__Short task__
From the records below, copy every line that contains the word "minmax".

------------------------------------------------------------

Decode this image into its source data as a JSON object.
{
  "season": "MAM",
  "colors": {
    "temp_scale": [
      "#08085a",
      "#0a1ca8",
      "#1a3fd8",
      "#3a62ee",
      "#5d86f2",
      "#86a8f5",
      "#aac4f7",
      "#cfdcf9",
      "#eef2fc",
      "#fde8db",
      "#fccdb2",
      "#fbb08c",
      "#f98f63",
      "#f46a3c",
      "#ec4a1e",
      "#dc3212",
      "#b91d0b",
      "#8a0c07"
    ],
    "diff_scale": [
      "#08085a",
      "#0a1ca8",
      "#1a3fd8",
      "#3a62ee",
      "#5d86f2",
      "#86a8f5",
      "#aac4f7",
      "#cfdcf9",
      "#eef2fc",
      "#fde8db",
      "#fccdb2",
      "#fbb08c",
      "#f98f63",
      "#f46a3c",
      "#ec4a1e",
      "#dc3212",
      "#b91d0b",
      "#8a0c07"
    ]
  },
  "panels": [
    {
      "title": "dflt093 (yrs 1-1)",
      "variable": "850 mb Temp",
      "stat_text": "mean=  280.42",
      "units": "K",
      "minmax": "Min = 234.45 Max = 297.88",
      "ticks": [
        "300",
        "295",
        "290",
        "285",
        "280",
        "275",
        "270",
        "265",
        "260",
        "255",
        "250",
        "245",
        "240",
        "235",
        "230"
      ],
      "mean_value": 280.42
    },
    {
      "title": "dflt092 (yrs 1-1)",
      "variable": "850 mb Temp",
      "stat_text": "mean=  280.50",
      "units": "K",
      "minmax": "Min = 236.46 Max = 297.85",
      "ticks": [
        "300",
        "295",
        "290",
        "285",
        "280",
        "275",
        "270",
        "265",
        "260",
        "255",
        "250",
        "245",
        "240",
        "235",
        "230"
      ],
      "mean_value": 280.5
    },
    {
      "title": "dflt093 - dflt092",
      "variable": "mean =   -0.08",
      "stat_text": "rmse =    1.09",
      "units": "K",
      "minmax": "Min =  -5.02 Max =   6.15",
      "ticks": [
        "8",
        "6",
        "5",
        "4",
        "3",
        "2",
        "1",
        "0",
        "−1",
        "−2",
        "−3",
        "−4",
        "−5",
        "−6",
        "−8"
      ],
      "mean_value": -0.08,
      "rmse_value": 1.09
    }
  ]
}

------------------------------------------------------------

__The solution__
      "minmax": "Min = 234.45 Max = 297.88",
      "minmax": "Min = 236.46 Max = 297.85",
      "minmax": "Min =  -5.02 Max =   6.15",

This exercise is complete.